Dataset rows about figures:
::::::::::
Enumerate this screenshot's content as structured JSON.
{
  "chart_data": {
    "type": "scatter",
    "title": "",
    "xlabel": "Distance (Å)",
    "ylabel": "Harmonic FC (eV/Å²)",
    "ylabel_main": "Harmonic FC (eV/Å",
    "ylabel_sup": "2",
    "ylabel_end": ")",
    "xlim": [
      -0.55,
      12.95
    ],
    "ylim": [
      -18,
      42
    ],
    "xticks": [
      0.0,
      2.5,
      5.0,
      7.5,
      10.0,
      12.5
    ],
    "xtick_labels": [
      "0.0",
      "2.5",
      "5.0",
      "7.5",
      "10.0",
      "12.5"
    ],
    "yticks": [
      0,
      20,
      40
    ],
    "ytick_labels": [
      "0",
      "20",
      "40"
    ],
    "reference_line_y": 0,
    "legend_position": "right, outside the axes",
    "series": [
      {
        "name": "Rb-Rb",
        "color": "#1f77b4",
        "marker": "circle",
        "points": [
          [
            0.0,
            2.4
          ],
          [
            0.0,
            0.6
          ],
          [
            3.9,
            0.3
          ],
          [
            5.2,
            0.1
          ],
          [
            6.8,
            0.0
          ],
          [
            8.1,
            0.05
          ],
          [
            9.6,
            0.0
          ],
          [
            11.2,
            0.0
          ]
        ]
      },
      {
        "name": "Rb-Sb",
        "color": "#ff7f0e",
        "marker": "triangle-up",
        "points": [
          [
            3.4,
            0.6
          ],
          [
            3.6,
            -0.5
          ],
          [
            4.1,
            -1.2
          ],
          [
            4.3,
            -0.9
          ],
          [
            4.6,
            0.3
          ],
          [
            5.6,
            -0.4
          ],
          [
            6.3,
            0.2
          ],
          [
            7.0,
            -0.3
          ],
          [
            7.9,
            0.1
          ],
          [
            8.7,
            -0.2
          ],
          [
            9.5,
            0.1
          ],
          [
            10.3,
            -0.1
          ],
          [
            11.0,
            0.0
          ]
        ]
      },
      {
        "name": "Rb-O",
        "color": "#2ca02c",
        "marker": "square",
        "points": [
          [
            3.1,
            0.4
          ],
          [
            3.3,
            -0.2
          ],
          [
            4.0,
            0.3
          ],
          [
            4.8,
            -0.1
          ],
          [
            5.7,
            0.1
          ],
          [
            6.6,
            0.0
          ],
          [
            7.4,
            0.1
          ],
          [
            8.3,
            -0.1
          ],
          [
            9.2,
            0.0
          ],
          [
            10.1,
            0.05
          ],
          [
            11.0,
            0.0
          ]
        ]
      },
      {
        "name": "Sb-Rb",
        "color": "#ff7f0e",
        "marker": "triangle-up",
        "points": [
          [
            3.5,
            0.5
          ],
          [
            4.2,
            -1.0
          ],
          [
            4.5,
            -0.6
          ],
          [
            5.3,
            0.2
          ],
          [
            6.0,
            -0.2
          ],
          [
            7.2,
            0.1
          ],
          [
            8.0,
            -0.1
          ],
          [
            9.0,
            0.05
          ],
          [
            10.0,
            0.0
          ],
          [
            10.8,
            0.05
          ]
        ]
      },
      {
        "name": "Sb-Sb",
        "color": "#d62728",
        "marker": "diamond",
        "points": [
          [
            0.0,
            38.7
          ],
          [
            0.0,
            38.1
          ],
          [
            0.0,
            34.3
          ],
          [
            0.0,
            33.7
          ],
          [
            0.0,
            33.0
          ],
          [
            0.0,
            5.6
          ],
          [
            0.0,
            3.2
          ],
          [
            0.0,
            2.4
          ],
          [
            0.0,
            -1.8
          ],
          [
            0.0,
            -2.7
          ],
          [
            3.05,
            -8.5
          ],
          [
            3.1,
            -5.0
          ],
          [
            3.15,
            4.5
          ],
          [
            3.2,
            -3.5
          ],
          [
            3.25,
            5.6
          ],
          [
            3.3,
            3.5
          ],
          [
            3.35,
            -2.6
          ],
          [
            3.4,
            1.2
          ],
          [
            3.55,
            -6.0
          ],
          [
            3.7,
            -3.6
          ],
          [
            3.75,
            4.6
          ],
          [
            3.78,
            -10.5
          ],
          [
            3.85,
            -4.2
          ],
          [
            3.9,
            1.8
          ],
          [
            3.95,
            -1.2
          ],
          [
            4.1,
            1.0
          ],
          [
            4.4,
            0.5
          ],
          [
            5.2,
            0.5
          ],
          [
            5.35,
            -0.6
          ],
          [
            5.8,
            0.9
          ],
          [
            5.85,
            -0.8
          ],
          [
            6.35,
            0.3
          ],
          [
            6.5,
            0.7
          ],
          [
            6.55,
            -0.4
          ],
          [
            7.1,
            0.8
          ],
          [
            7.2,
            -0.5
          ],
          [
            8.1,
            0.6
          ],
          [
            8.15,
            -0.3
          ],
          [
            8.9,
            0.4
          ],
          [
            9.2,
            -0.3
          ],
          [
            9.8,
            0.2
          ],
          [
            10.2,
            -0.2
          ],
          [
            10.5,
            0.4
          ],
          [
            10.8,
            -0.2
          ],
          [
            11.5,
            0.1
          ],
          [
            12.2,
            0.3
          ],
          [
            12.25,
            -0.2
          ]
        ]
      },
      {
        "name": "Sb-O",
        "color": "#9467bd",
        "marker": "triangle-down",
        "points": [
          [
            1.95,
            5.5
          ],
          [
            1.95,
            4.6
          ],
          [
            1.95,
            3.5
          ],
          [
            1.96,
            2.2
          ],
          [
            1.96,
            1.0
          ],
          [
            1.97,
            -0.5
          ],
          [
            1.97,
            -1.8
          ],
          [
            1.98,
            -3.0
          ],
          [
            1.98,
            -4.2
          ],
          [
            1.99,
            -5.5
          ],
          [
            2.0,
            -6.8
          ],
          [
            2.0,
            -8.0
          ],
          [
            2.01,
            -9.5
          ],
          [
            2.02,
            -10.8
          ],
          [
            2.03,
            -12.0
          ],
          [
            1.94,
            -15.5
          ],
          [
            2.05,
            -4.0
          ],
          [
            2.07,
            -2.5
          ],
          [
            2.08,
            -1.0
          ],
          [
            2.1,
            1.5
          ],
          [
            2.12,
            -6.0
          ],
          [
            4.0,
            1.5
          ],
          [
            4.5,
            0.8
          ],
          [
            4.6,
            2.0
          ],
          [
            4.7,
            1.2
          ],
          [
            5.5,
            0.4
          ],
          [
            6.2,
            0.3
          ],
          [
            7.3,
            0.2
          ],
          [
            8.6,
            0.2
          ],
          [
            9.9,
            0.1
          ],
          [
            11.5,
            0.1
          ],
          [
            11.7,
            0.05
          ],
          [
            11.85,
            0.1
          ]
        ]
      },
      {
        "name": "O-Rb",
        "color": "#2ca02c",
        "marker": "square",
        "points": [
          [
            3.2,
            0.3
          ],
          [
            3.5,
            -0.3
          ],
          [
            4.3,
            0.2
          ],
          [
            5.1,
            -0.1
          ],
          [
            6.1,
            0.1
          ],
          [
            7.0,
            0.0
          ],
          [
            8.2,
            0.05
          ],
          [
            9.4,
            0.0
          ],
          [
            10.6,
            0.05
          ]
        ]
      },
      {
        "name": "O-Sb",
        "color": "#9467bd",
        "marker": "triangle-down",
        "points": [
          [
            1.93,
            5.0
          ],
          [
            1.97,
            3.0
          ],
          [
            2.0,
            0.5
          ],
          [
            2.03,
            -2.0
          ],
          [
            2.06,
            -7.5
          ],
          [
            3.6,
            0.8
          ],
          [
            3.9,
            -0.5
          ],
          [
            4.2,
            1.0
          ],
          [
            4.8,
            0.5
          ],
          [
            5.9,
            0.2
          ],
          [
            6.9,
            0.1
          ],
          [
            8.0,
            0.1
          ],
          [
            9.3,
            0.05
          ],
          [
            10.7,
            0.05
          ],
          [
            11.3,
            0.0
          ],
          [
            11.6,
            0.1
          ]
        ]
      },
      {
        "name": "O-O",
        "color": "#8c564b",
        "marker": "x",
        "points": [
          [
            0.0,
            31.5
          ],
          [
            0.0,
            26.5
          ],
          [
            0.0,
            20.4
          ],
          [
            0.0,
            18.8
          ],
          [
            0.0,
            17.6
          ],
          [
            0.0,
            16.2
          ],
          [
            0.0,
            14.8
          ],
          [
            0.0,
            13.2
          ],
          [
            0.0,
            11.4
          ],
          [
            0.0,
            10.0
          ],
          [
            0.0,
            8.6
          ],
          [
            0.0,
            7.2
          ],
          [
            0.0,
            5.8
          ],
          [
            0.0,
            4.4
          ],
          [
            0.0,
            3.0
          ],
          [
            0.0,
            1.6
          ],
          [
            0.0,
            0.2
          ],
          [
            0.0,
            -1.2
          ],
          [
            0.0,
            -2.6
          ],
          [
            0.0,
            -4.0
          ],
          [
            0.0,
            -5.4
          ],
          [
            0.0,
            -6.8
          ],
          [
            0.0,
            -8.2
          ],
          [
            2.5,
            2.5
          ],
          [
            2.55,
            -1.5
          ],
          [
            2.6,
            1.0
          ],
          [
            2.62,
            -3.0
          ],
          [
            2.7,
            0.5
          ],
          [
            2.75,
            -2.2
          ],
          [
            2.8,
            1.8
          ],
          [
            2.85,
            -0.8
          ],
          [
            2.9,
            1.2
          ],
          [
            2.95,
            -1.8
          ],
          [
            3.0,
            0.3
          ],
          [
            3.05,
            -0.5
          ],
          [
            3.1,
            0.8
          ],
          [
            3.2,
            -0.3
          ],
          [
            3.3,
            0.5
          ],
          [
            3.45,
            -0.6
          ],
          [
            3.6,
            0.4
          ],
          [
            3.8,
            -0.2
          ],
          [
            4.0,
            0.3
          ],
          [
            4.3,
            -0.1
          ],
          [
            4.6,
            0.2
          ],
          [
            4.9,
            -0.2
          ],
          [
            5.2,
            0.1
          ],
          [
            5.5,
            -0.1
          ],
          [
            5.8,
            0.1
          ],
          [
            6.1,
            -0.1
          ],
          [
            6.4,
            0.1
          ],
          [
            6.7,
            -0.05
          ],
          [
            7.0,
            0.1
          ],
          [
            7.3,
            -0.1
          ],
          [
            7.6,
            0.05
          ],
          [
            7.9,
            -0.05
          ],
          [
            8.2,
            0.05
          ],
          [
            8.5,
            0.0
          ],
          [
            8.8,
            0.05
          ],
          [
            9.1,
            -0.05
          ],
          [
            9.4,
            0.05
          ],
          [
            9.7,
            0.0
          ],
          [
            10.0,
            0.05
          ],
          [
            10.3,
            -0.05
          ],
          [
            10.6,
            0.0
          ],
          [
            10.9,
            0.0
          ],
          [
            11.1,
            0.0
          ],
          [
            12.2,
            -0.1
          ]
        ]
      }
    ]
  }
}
::::::::::
● **EXERCISE**:
List every line in the records above that contains the word "Harmonic".

● **IN RESPONSE**:
    "ylabel": "Harmonic FC (eV/Å²)",
    "ylabel_main": "Harmonic FC (eV/Å",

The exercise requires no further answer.